Stated exercise ::
Write each row below as a JSON list of strings, one string for each line, with blank lines left out.

* BEGIN Data in this exercise *

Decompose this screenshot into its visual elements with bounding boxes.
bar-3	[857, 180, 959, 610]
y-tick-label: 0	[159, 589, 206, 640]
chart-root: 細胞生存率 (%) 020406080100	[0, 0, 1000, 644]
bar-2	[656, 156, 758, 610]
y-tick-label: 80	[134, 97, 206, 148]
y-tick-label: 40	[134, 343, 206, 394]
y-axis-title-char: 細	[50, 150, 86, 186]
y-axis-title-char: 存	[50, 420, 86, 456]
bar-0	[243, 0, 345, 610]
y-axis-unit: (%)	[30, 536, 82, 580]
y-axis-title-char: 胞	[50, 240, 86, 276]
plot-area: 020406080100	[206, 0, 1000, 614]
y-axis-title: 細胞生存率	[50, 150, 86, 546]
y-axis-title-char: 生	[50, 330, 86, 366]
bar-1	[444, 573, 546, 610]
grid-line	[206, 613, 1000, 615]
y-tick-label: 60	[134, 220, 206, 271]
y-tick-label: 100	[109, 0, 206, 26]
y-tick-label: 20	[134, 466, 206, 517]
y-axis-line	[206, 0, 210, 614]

* END Data in this exercise *

Finished exercise ::
[
  "Decompose this screenshot into its visual elements with bounding boxes.",
  "bar-3\t[857, 180, 959, 610]",
  "y-tick-label: 0\t[159, 589, 206, 640]",
  "chart-root: 細胞生存率 (%) 020406080100\t[0, 0, 1000, 644]",
  "bar-2\t[656, 156, 758, 610]",
  "y-tick-label: 80\t[134, 97, 206, 148]",
  "y-tick-label: 40\t[134, 343, 206, 394]",
  "y-axis-title-char: 細\t[50, 150, 86, 186]",
  "y-axis-title-char: 存\t[50, 420, 86, 456]",
  "bar-0\t[243, 0, 345, 610]",
  "y-axis-unit: (%)\t[30, 536, 82, 580]",
  "y-axis-title-char: 胞\t[50, 240, 86, 276]",
  "plot-area: 020406080100\t[206, 0, 1000, 614]",
  "y-axis-title: 細胞生存率\t[50, 150, 86, 546]",
  "y-axis-title-char: 生\t[50, 330, 86, 366]",
  "bar-1\t[444, 573, 546, 610]",
  "grid-line\t[206, 613, 1000, 615]",
  "y-tick-label: 60\t[134, 220, 206, 271]",
  "y-tick-label: 100\t[109, 0, 206, 26]",
  "y-tick-label: 20\t[134, 466, 206, 517]",
  "y-axis-line\t[206, 0, 210, 614]"
]